**SOURCE RECORDS**
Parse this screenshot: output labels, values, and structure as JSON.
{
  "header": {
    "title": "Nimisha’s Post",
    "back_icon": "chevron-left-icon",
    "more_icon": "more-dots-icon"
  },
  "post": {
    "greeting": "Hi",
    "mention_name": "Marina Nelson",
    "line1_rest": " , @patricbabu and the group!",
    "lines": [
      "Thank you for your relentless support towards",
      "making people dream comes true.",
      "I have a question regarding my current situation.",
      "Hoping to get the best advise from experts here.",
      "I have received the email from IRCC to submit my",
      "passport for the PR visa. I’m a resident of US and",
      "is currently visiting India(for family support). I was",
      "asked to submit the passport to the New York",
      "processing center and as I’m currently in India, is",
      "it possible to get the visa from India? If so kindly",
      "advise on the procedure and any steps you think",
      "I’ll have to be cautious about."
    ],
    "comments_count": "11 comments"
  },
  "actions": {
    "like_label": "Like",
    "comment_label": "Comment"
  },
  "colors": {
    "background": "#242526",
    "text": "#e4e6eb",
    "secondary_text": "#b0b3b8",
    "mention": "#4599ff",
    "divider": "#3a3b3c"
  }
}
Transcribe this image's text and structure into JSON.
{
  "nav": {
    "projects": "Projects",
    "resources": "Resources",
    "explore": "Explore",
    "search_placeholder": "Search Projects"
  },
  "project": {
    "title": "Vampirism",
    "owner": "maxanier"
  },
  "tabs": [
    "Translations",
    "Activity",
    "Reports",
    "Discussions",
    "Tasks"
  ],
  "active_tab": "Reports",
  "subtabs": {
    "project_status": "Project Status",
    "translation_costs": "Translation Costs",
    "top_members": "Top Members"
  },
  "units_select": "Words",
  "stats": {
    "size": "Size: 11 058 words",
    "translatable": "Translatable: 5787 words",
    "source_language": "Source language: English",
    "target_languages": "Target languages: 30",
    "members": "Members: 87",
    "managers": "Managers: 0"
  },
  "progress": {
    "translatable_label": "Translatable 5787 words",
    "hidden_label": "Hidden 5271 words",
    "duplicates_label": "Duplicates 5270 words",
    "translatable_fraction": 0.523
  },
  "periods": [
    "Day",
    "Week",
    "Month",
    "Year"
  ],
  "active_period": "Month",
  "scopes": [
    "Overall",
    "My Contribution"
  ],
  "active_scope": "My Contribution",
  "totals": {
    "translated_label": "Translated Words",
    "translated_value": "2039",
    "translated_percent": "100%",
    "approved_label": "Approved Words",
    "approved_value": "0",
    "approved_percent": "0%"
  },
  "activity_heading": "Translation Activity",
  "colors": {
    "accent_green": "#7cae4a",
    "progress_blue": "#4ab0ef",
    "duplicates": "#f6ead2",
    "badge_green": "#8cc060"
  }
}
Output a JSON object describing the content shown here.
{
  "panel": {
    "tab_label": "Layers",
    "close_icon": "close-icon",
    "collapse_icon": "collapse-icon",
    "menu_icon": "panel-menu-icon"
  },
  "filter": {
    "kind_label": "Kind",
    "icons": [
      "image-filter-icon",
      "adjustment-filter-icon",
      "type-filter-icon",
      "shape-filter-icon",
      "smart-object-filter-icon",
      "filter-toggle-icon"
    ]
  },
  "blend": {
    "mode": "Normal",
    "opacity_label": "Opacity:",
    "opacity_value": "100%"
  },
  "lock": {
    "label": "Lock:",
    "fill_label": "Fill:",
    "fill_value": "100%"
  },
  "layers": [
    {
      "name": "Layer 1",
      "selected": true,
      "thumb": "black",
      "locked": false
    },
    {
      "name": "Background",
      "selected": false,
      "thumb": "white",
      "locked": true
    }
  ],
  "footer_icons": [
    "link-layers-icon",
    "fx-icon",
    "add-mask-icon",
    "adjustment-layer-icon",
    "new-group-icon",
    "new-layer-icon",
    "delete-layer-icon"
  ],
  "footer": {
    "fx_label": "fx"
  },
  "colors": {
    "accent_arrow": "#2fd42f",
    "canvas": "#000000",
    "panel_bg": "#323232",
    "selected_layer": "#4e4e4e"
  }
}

**SET TASK**
Take the listing above and set it down exactly.

**OUTPUT BELOW**
Parse this screenshot: output labels, values, and structure as JSON.
{
  "header": {
    "title": "Nimisha’s Post",
    "back_icon": "chevron-left-icon",
    "more_icon": "more-dots-icon"
  },
  "post": {
    "greeting": "Hi",
    "mention_name": "Marina Nelson",
    "line1_rest": " , @patricbabu and the group!",
    "lines": [
      "Thank you for your relentless support towards",
      "making people dream comes true.",
      "I have a question regarding my current situation.",
      "Hoping to get the best advise from experts here.",
      "I have received the email from IRCC to submit my",
      "passport for the PR visa. I’m a resident of US and",
      "is currently visiting India(for family support). I was",
      "asked to submit the passport to the New York",
      "processing center and as I’m currently in India, is",
      "it possible to get the visa from India? If so kindly",
      "advise on the procedure and any steps you think",
      "I’ll have to be cautious about."
    ],
    "comments_count": "11 comments"
  },
  "actions": {
    "like_label": "Like",
    "comment_label": "Comment"
  },
  "colors": {
    "background": "#242526",
    "text": "#e4e6eb",
    "secondary_text": "#b0b3b8",
    "mention": "#4599ff",
    "divider": "#3a3b3c"
  }
}
Transcribe this image's text and structure into JSON.
{
  "nav": {
    "projects": "Projects",
    "resources": "Resources",
    "explore": "Explore",
    "search_placeholder": "Search Projects"
  },
  "project": {
    "title": "Vampirism",
    "owner": "maxanier"
  },
  "tabs": [
    "Translations",
    "Activity",
    "Reports",
    "Discussions",
    "Tasks"
  ],
  "active_tab": "Reports",
  "subtabs": {
    "project_status": "Project Status",
    "translation_costs": "Translation Costs",
    "top_members": "Top Members"
  },
  "units_select": "Words",
  "stats": {
    "size": "Size: 11 058 words",
    "translatable": "Translatable: 5787 words",
    "source_language": "Source language: English",
    "target_languages": "Target languages: 30",
    "members": "Members: 87",
    "managers": "Managers: 0"
  },
  "progress": {
    "translatable_label": "Translatable 5787 words",
    "hidden_label": "Hidden 5271 words",
    "duplicates_label": "Duplicates 5270 words",
    "translatable_fraction": 0.523
  },
  "periods": [
    "Day",
    "Week",
    "Month",
    "Year"
  ],
  "active_period": "Month",
  "scopes": [
    "Overall",
    "My Contribution"
  ],
  "active_scope": "My Contribution",
  "totals": {
    "translated_label": "Translated Words",
    "translated_value": "2039",
    "translated_percent": "100%",
    "approved_label": "Approved Words",
    "approved_value": "0",
    "approved_percent": "0%"
  },
  "activity_heading": "Translation Activity",
  "colors": {
    "accent_green": "#7cae4a",
    "progress_blue": "#4ab0ef",
    "duplicates": "#f6ead2",
    "badge_green": "#8cc060"
  }
}
Output a JSON object describing the content shown here.
{
  "panel": {
    "tab_label": "Layers",
    "close_icon": "close-icon",
    "collapse_icon": "collapse-icon",
    "menu_icon": "panel-menu-icon"
  },
  "filter": {
    "kind_label": "Kind",
    "icons": [
      "image-filter-icon",
      "adjustment-filter-icon",
      "type-filter-icon",
      "shape-filter-icon",
      "smart-object-filter-icon",
      "filter-toggle-icon"
    ]
  },
  "blend": {
    "mode": "Normal",
    "opacity_label": "Opacity:",
    "opacity_value": "100%"
  },
  "lock": {
    "label": "Lock:",
    "fill_label": "Fill:",
    "fill_value": "100%"
  },
  "layers": [
    {
      "name": "Layer 1",
      "selected": true,
      "thumb": "black",
      "locked": false
    },
    {
      "name": "Background",
      "selected": false,
      "thumb": "white",
      "locked": true
    }
  ],
  "footer_icons": [
    "link-layers-icon",
    "fx-icon",
    "add-mask-icon",
    "adjustment-layer-icon",
    "new-group-icon",
    "new-layer-icon",
    "delete-layer-icon"
  ],
  "footer": {
    "fx_label": "fx"
  },
  "colors": {
    "accent_arrow": "#2fd42f",
    "canvas": "#000000",
    "panel_bg": "#323232",
    "selected_layer": "#4e4e4e"
  }
}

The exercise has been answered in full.